Data entries:
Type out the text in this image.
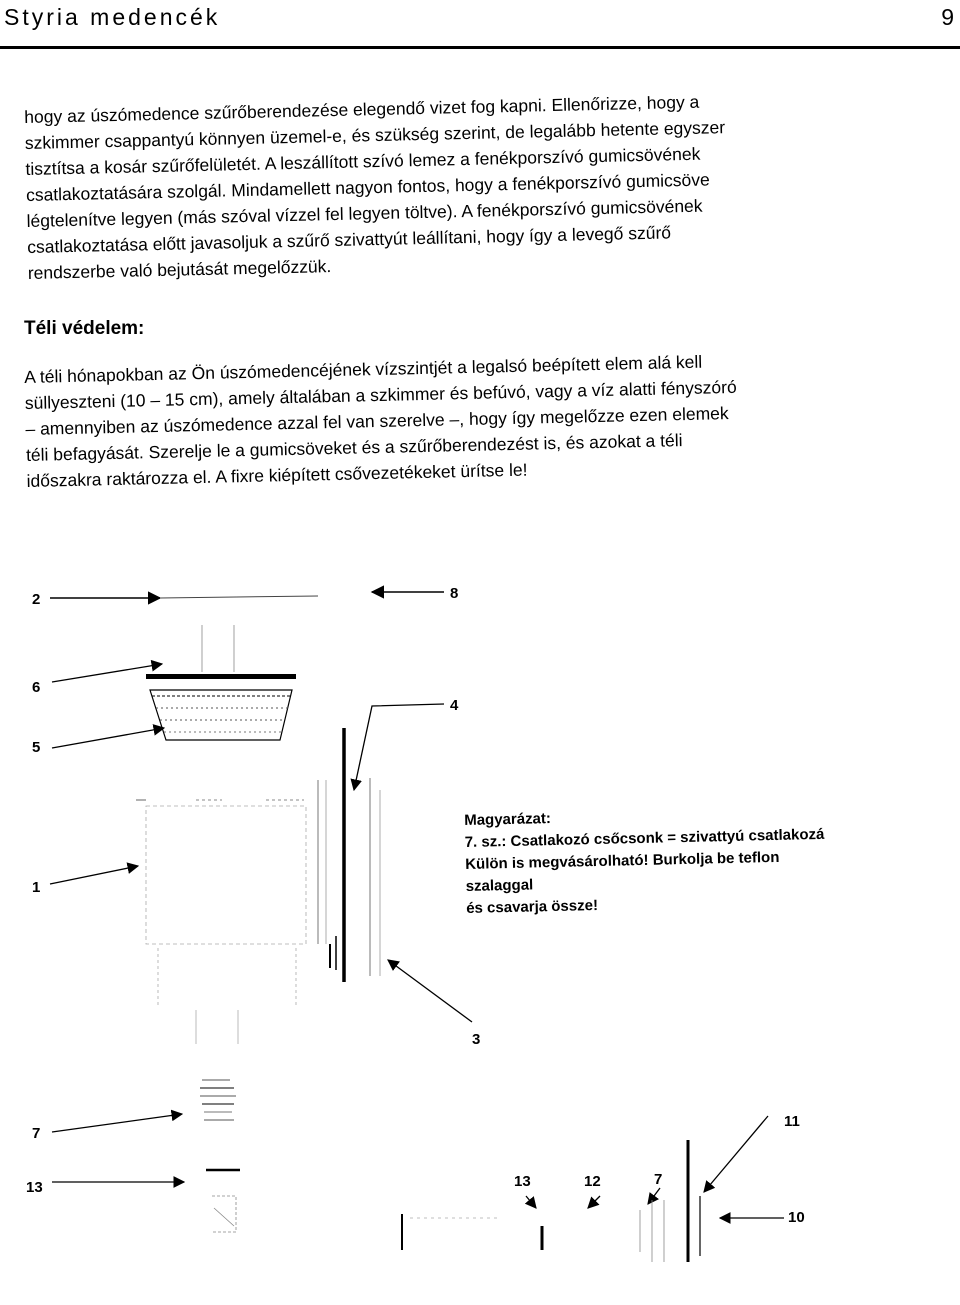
Styria medencék	9
hogy az úszómedence szűrőberendezése elegendő vizet fog kapni. Ellenőrizze, hogy a
szkimmer csappantyú könnyen üzemel-e, és szükség szerint, de legalább hetente egyszer
tisztítsa a kosár szűrőfelületét. A leszállított szívó lemez a fenékporszívó gumicsövének
csatlakoztatására szolgál. Mindamellett nagyon fontos, hogy a fenékporszívó gumicsöve
légtelenítve legyen (más szóval vízzel fel legyen töltve). A fenékporszívó gumicsövének
csatlakoztatása előtt javasoljuk a szűrő szivattyút leállítani, hogy így a levegő szűrő
rendszerbe való bejutását megelőzzük.
Téli védelem:
A téli hónapokban az Ön úszómedencéjének vízszintjét a legalsó beépített elem alá kell
süllyeszteni (10 – 15 cm), amely általában a szkimmer és befúvó, vagy a víz alatti fényszóró
– amennyiben az úszómedence azzal fel van szerelve –, hogy így megelőzze ezen elemek
téli befagyását. Szerelje le a gumicsöveket és a szűrőberendezést is, és azokat a téli
időszakra raktározza el. A fixre kiépített csővezetékeket ürítse le!
2	8
6
4
5
1
3
7
13
11
13	12	7
10
Magyarázat:
7. sz.: Csatlakozó csőcsonk = szivattyú csatlakozá
Külön is megvásárolható! Burkolja be teflon
szalaggal
és csavarja össze!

*Task to carry out*
Exactly reproduce the entries above, minus the pictures.

*Reply*
Type out the text in this image.
Styria medencék	9
hogy az úszómedence szűrőberendezése elegendő vizet fog kapni. Ellenőrizze, hogy a
szkimmer csappantyú könnyen üzemel-e, és szükség szerint, de legalább hetente egyszer
tisztítsa a kosár szűrőfelületét. A leszállított szívó lemez a fenékporszívó gumicsövének
csatlakoztatására szolgál. Mindamellett nagyon fontos, hogy a fenékporszívó gumicsöve
légtelenítve legyen (más szóval vízzel fel legyen töltve). A fenékporszívó gumicsövének
csatlakoztatása előtt javasoljuk a szűrő szivattyút leállítani, hogy így a levegő szűrő
rendszerbe való bejutását megelőzzük.
Téli védelem:
A téli hónapokban az Ön úszómedencéjének vízszintjét a legalsó beépített elem alá kell
süllyeszteni (10 – 15 cm), amely általában a szkimmer és befúvó, vagy a víz alatti fényszóró
– amennyiben az úszómedence azzal fel van szerelve –, hogy így megelőzze ezen elemek
téli befagyását. Szerelje le a gumicsöveket és a szűrőberendezést is, és azokat a téli
időszakra raktározza el. A fixre kiépített csővezetékeket ürítse le!
2	8
6
4
5
1
3
7
13
11
13	12	7
10
Magyarázat:
7. sz.: Csatlakozó csőcsonk = szivattyú csatlakozá
Külön is megvásárolható! Burkolja be teflon
szalaggal
és csavarja össze!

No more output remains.